INSTRUCTION:
Which lines of the records contain the string "pixel"? Pull out and copy each of those lines, treating uppercase and lowercase as different.

═════ DATASET ROWS ═════

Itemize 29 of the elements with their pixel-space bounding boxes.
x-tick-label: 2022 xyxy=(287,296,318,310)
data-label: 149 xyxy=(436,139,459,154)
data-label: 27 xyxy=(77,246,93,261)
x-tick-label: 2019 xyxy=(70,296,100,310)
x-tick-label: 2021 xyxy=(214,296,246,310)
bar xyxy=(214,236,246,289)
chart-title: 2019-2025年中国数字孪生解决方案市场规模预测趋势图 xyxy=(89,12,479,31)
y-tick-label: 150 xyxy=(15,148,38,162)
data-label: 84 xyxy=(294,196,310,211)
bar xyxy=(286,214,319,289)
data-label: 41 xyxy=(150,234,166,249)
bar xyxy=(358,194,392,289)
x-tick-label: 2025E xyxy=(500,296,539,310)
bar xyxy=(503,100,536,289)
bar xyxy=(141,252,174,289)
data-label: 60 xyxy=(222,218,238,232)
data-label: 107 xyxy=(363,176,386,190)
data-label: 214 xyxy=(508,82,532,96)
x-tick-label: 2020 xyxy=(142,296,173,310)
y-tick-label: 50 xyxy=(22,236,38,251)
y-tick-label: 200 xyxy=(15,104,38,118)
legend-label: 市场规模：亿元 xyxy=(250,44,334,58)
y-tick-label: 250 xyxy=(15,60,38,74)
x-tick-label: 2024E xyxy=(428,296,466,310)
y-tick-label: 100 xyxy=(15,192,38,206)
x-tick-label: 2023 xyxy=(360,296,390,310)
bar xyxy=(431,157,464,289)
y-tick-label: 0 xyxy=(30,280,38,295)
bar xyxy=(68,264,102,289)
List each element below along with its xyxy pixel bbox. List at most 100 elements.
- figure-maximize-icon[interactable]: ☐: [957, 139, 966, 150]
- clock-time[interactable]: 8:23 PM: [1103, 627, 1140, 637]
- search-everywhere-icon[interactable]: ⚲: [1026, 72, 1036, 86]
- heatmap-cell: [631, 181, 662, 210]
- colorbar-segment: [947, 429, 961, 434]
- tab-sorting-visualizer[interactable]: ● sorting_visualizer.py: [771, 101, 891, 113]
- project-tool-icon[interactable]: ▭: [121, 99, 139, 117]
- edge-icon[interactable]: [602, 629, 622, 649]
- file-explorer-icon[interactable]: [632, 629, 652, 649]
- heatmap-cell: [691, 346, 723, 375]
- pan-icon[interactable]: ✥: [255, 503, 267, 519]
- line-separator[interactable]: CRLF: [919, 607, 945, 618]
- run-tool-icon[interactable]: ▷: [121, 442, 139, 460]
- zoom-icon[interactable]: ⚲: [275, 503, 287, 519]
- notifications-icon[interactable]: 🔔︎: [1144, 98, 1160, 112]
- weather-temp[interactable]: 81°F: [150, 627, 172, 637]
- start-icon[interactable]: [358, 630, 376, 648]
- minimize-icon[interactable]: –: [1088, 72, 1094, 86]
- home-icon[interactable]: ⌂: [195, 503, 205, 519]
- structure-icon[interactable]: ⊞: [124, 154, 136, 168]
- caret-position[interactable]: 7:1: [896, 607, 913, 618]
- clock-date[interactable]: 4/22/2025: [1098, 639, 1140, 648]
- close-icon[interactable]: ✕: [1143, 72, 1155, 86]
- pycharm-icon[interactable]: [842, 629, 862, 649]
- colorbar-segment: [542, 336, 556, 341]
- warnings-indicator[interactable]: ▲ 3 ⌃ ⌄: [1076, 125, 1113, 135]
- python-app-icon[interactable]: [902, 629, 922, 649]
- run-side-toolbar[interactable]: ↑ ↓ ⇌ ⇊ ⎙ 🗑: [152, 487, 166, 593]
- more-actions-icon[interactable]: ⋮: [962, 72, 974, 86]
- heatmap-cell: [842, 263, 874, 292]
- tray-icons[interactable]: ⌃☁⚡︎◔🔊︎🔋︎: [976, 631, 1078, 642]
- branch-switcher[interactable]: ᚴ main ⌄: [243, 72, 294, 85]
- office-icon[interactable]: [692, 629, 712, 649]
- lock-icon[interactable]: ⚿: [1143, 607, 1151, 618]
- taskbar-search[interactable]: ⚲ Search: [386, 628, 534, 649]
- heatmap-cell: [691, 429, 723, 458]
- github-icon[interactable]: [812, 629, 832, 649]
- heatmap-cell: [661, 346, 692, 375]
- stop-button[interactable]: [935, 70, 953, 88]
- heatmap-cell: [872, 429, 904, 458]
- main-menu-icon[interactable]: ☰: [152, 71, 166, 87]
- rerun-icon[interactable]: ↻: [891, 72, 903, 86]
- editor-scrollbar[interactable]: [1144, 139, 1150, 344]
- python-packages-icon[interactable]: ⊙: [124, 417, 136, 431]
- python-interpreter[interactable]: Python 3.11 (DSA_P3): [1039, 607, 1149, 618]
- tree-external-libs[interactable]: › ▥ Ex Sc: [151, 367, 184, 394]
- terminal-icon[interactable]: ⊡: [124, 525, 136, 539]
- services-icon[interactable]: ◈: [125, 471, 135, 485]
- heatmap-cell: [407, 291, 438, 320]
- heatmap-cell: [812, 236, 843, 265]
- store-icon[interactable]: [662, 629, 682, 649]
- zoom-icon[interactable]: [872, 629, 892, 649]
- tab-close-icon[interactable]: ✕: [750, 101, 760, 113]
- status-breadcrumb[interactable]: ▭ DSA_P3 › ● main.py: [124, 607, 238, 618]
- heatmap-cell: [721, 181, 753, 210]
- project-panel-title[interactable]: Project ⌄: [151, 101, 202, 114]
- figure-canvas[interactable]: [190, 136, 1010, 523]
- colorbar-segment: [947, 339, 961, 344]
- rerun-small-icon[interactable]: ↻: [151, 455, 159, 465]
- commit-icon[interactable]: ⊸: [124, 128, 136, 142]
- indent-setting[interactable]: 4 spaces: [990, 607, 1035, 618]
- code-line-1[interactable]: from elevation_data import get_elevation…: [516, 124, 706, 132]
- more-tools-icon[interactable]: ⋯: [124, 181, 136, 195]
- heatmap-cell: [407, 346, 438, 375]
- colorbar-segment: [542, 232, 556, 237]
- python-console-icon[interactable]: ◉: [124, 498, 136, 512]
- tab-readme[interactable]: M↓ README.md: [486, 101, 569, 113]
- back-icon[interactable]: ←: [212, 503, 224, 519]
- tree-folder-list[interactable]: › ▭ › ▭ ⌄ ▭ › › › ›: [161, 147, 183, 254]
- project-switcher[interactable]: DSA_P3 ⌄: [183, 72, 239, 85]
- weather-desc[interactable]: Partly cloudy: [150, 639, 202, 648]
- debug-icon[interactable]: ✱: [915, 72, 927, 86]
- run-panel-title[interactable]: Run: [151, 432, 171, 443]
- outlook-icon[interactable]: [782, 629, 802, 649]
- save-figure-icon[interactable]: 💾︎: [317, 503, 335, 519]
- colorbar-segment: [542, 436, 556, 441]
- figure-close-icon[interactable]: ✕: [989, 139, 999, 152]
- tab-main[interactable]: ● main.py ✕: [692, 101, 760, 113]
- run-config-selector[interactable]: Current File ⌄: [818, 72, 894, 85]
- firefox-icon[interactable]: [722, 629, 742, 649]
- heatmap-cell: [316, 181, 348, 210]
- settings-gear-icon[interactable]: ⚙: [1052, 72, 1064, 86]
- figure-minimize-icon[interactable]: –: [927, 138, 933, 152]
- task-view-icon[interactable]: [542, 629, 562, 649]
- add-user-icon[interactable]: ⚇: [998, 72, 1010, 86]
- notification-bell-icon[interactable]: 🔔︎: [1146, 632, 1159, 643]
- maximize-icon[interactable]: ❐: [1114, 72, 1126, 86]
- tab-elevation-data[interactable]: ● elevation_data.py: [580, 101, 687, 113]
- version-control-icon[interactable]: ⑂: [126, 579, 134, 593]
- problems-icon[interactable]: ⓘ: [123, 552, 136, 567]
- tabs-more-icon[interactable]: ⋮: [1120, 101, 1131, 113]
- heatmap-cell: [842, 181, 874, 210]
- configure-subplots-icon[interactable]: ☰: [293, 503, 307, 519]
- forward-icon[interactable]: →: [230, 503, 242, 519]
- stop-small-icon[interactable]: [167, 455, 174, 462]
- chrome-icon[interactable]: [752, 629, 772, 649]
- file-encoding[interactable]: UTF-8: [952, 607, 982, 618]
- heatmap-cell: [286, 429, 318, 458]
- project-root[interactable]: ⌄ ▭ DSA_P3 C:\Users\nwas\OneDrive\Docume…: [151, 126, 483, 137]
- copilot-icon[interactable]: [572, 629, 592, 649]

═════

RESULT OF THE EXERCISE:
Itemize 29 of the elements with their pixel-space bounding boxes.
List each element below along with its xyxy pixel bbox. List at most 100 elements.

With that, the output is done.